RECORDED INFORMATION:

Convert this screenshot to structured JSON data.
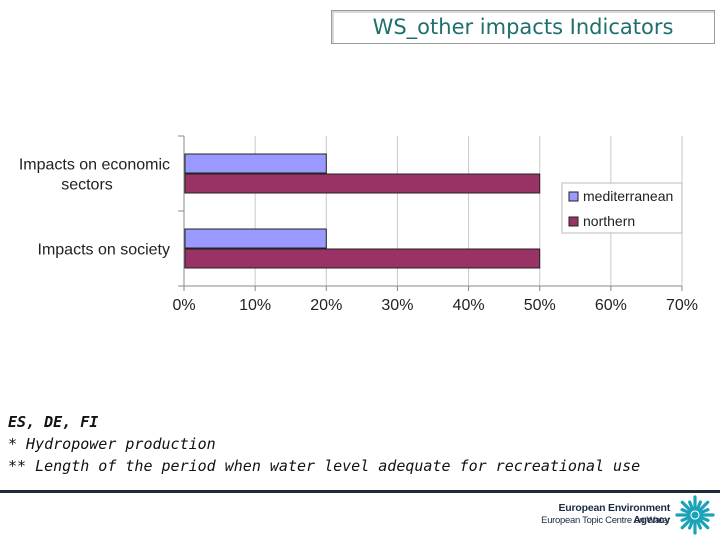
{
  "slide": {
    "title": "WS_other impacts Indicators"
  },
  "chart_data": {
    "type": "bar",
    "orientation": "horizontal",
    "categories": [
      "Impacts on economic sectors",
      "Impacts on society"
    ],
    "category_lines": [
      [
        "Impacts on economic",
        "sectors"
      ],
      [
        "Impacts on society"
      ]
    ],
    "series": [
      {
        "name": "mediterranean",
        "color": "#9999ff",
        "values": [
          0.2,
          0.2
        ]
      },
      {
        "name": "northern",
        "color": "#993366",
        "values": [
          0.5,
          0.5
        ]
      }
    ],
    "xlim": [
      0,
      0.7
    ],
    "xticks": [
      "0%",
      "10%",
      "20%",
      "30%",
      "40%",
      "50%",
      "60%",
      "70%"
    ],
    "grid": "vertical",
    "legend": "right"
  },
  "notes": {
    "line1": "ES, DE, FI",
    "line2": "* Hydropower production",
    "line3": "** Length of the period when water level adequate for recreational use"
  },
  "footer": {
    "agency": "European Environment Agency",
    "etc": "European Topic Centre on Water",
    "logo_icon": "eea-sunburst-icon",
    "logo_color": "#1aa3b8"
  }
}
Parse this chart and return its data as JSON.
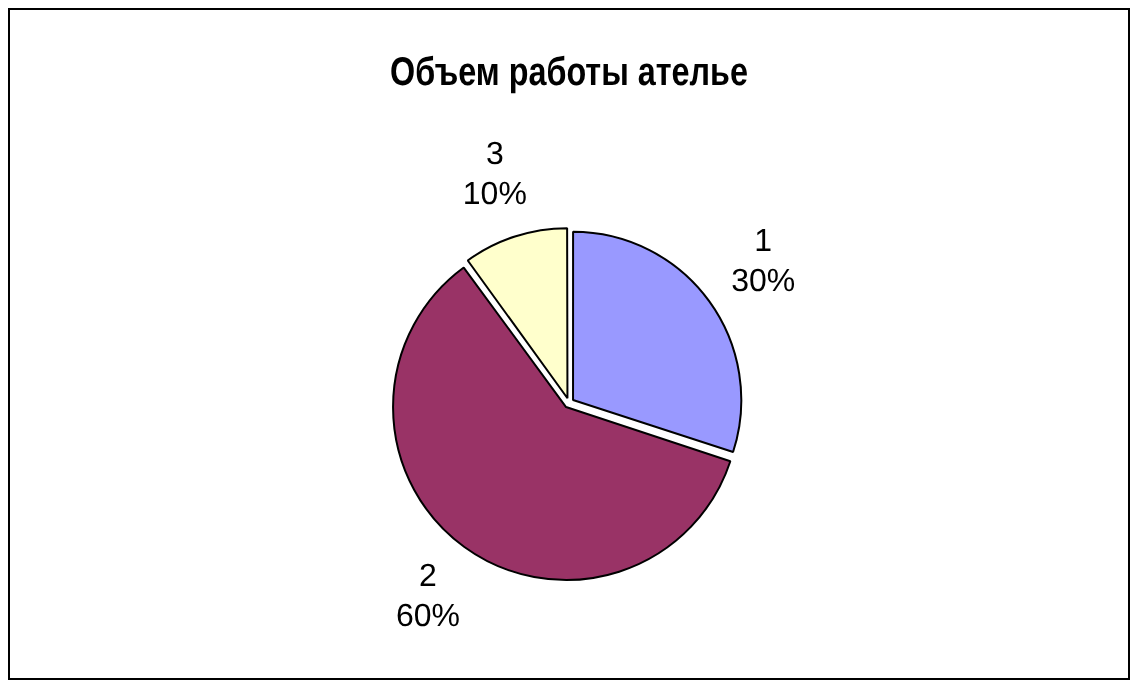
{
  "chart_data": {
    "type": "pie",
    "title": "Объем работы ателье",
    "categories": [
      "1",
      "2",
      "3"
    ],
    "values": [
      30,
      60,
      10
    ],
    "colors": [
      "#9999ff",
      "#993366",
      "#ffffcc"
    ],
    "value_labels": [
      "30%",
      "60%",
      "10%"
    ],
    "legend": false
  }
}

SET TASK: Extract, character for character, every line from the one that holds "Parse this chart and return its data as JSON." through the end of the entries above. Include both boundary lines and no pictures.

SOLUTION:
Parse this chart and return its data as JSON.
{
  "chart_data": {
    "type": "pie",
    "title": "Объем работы ателье",
    "categories": [
      "1",
      "2",
      "3"
    ],
    "values": [
      30,
      60,
      10
    ],
    "colors": [
      "#9999ff",
      "#993366",
      "#ffffcc"
    ],
    "value_labels": [
      "30%",
      "60%",
      "10%"
    ],
    "legend": false
  }
}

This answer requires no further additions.